### What is required:
Copy, from the entries below, each line in which the string "true" appears.

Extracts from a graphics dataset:
>> Begin

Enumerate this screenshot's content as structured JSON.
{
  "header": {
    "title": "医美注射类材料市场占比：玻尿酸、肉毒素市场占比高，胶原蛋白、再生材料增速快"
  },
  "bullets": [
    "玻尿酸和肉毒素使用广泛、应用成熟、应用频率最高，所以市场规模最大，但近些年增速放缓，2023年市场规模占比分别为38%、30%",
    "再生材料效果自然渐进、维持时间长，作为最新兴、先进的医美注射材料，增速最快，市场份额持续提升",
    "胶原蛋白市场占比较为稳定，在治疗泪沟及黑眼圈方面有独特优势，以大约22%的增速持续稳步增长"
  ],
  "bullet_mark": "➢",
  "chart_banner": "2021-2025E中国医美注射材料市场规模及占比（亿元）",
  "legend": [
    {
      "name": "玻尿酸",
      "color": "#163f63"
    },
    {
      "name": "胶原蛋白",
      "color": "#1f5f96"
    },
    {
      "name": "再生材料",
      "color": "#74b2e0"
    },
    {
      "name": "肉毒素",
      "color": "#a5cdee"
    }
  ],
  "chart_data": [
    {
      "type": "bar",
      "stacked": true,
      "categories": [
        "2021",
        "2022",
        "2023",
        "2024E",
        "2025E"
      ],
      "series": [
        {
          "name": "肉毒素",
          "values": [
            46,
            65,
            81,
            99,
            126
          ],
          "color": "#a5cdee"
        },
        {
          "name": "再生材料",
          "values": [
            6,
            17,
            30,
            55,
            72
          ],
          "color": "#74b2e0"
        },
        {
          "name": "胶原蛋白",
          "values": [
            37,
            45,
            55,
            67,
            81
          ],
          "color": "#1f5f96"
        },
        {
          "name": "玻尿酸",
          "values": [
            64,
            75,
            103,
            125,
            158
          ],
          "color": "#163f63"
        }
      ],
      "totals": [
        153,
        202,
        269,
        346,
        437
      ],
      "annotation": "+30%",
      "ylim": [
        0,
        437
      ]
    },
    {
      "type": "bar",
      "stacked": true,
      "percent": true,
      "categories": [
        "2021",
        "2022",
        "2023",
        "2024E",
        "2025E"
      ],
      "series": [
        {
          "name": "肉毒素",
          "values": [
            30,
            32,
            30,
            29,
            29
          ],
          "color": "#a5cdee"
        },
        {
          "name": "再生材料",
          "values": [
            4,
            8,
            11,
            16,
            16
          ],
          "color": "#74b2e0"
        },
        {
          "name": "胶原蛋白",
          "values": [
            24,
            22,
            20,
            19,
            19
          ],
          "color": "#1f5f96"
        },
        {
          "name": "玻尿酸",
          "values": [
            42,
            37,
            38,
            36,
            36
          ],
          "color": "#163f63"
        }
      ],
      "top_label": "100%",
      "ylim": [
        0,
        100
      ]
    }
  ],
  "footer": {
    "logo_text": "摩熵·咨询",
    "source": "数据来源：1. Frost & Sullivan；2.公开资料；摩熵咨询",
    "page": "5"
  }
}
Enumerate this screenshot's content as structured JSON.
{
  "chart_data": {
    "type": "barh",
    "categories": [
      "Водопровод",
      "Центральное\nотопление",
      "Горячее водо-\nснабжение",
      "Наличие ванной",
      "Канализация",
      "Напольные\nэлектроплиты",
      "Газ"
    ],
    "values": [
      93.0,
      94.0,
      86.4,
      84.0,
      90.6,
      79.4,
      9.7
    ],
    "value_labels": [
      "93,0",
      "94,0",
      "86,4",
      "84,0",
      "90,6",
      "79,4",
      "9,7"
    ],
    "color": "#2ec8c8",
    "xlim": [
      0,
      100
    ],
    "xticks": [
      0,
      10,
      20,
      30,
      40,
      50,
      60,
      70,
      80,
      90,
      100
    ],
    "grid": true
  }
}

>> End

### Solution for this exercise:
      "stacked": true,
      "stacked": true,
      "percent": true,
    "grid": true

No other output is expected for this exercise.